> [Task directions] Reproduce, word for word, every line starting at the line that contains "Enumerate this screenshot's" and ending with the final line of the entries.

Extracted data entries:
════════════════

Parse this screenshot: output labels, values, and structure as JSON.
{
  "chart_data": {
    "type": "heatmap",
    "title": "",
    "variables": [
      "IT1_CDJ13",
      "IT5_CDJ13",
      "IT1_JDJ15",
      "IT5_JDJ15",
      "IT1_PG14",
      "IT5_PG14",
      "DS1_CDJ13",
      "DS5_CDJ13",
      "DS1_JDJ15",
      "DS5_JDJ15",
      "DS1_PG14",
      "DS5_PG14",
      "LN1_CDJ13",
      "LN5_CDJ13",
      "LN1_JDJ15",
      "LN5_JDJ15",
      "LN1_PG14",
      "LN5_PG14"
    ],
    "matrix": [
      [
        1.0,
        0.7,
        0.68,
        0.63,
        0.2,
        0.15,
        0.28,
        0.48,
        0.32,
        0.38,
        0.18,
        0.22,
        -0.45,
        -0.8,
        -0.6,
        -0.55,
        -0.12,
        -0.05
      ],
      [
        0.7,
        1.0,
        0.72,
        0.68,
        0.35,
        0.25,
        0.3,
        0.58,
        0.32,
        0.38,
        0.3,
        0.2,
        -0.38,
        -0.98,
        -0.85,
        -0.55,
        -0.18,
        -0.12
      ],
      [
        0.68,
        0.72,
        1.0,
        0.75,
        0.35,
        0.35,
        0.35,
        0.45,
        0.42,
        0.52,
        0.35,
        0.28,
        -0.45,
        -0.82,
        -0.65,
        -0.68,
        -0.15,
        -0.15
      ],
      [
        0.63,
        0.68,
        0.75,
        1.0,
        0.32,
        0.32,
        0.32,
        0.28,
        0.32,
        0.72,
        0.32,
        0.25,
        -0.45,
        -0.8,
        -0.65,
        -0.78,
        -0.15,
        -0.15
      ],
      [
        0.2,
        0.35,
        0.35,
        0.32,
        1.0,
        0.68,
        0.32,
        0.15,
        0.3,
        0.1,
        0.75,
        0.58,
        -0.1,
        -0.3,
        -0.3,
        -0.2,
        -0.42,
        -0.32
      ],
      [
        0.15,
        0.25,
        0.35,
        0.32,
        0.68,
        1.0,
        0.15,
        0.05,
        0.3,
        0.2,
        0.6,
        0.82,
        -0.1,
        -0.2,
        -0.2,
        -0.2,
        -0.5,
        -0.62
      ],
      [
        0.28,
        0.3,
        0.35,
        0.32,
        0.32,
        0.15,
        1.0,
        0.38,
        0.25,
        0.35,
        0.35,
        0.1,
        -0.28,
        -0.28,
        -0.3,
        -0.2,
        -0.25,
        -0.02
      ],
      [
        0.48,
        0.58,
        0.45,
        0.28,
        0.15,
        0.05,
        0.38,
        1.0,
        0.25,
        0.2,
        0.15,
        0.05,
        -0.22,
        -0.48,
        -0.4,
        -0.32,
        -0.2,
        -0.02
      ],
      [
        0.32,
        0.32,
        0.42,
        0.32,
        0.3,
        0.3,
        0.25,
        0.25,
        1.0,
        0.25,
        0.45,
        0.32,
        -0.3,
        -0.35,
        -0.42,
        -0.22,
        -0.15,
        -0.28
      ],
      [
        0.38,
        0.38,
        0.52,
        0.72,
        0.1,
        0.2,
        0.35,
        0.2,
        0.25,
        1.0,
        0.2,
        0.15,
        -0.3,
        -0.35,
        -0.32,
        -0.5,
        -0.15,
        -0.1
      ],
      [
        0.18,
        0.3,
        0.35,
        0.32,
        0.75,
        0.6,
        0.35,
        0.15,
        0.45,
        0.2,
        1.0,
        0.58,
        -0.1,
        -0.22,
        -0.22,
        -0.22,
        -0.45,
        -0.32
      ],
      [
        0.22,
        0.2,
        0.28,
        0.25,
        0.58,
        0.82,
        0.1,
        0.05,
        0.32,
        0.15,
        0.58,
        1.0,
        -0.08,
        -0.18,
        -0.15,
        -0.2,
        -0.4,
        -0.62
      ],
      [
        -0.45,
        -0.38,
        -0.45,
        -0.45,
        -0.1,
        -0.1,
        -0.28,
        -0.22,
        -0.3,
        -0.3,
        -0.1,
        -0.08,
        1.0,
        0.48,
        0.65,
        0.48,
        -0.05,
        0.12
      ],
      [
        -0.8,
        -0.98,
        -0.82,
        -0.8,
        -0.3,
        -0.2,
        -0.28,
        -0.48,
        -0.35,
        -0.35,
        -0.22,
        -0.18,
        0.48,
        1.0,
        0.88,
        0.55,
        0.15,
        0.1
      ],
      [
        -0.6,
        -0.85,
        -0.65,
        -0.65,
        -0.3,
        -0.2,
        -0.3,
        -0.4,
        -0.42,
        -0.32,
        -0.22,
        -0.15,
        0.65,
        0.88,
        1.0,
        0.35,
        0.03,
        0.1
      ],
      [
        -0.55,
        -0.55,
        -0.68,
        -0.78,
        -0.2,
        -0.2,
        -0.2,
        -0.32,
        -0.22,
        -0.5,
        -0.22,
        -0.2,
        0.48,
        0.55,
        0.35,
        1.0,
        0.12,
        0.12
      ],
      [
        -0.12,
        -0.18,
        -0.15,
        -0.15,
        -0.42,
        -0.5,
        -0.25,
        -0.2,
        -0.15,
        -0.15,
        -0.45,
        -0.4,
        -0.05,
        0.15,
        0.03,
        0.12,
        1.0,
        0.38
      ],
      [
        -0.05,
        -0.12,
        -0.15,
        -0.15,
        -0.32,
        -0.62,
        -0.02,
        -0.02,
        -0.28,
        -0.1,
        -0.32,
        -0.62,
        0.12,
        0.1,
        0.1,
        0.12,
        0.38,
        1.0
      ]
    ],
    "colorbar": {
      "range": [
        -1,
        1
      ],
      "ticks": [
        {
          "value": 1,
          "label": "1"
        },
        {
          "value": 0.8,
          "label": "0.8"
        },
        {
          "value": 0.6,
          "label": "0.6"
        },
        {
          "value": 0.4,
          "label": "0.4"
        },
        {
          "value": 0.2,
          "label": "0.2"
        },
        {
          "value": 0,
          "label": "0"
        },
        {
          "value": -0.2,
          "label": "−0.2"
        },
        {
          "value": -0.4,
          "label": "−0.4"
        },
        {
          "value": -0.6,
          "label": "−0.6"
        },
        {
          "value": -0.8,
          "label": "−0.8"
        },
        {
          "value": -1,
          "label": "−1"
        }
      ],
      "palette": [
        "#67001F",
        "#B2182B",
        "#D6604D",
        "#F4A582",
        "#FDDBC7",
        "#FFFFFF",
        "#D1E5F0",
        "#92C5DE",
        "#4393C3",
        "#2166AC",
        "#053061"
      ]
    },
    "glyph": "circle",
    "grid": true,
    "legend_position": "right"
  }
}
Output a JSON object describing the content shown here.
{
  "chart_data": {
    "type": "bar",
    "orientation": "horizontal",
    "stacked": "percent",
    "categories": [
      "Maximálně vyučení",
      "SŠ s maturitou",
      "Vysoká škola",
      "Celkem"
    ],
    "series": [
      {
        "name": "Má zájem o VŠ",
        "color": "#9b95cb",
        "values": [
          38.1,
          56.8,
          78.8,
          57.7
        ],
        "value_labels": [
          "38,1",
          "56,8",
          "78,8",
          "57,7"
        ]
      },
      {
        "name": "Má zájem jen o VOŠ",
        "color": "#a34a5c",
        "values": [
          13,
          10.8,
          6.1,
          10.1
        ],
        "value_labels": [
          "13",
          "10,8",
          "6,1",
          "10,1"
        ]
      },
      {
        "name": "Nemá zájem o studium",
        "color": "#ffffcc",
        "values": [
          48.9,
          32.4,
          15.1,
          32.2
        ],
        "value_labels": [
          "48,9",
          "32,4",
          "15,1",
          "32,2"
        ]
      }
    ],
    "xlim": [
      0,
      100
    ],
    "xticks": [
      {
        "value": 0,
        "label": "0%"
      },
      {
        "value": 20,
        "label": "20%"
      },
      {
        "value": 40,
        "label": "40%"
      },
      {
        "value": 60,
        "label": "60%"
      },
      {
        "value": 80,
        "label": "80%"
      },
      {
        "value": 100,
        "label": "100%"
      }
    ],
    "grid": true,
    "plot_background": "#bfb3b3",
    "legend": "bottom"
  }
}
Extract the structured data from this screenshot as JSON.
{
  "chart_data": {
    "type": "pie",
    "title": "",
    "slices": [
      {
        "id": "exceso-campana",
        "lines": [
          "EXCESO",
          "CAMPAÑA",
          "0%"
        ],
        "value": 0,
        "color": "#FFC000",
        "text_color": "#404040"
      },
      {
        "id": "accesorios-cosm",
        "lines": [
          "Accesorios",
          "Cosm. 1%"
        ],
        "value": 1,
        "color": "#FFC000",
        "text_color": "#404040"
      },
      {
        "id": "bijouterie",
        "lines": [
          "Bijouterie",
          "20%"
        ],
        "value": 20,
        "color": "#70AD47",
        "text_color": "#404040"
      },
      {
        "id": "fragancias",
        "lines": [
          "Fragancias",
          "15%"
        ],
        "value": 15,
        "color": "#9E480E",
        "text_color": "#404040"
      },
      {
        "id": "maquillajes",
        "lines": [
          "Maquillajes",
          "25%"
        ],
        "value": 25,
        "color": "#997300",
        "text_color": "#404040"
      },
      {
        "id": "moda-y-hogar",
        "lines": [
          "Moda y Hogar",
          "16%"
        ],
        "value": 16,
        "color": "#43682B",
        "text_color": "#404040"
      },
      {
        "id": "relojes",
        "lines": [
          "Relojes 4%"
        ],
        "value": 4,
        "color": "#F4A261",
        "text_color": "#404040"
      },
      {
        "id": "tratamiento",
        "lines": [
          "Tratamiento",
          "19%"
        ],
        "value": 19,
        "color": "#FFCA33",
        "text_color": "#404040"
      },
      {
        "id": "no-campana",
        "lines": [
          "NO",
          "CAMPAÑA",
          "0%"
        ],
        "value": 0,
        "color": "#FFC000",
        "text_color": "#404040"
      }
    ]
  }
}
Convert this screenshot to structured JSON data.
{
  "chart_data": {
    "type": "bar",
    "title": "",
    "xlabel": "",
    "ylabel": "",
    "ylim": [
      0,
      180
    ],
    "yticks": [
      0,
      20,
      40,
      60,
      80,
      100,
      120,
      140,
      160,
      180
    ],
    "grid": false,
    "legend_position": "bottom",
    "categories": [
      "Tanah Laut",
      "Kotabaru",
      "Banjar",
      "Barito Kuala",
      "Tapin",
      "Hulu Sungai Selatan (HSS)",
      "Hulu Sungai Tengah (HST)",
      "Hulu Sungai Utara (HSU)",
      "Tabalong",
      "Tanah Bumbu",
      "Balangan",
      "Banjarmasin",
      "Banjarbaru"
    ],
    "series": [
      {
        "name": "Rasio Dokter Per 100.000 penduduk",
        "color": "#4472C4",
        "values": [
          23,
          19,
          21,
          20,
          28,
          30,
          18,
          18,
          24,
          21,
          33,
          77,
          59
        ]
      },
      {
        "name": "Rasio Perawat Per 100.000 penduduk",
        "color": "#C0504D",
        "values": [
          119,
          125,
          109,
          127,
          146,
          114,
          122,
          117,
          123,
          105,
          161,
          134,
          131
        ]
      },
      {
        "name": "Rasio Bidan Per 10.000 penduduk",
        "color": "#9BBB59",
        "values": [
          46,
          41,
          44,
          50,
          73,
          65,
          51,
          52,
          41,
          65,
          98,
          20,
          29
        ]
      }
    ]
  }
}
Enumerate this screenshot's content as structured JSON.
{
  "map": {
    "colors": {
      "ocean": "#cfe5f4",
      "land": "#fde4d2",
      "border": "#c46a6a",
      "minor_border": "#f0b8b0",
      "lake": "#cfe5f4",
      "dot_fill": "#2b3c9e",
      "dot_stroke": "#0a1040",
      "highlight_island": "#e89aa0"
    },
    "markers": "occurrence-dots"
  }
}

════════════════

> [Correct response]
Enumerate this screenshot's content as structured JSON.
{
  "map": {
    "colors": {
      "ocean": "#cfe5f4",
      "land": "#fde4d2",
      "border": "#c46a6a",
      "minor_border": "#f0b8b0",
      "lake": "#cfe5f4",
      "dot_fill": "#2b3c9e",
      "dot_stroke": "#0a1040",
      "highlight_island": "#e89aa0"
    },
    "markers": "occurrence-dots"
  }
}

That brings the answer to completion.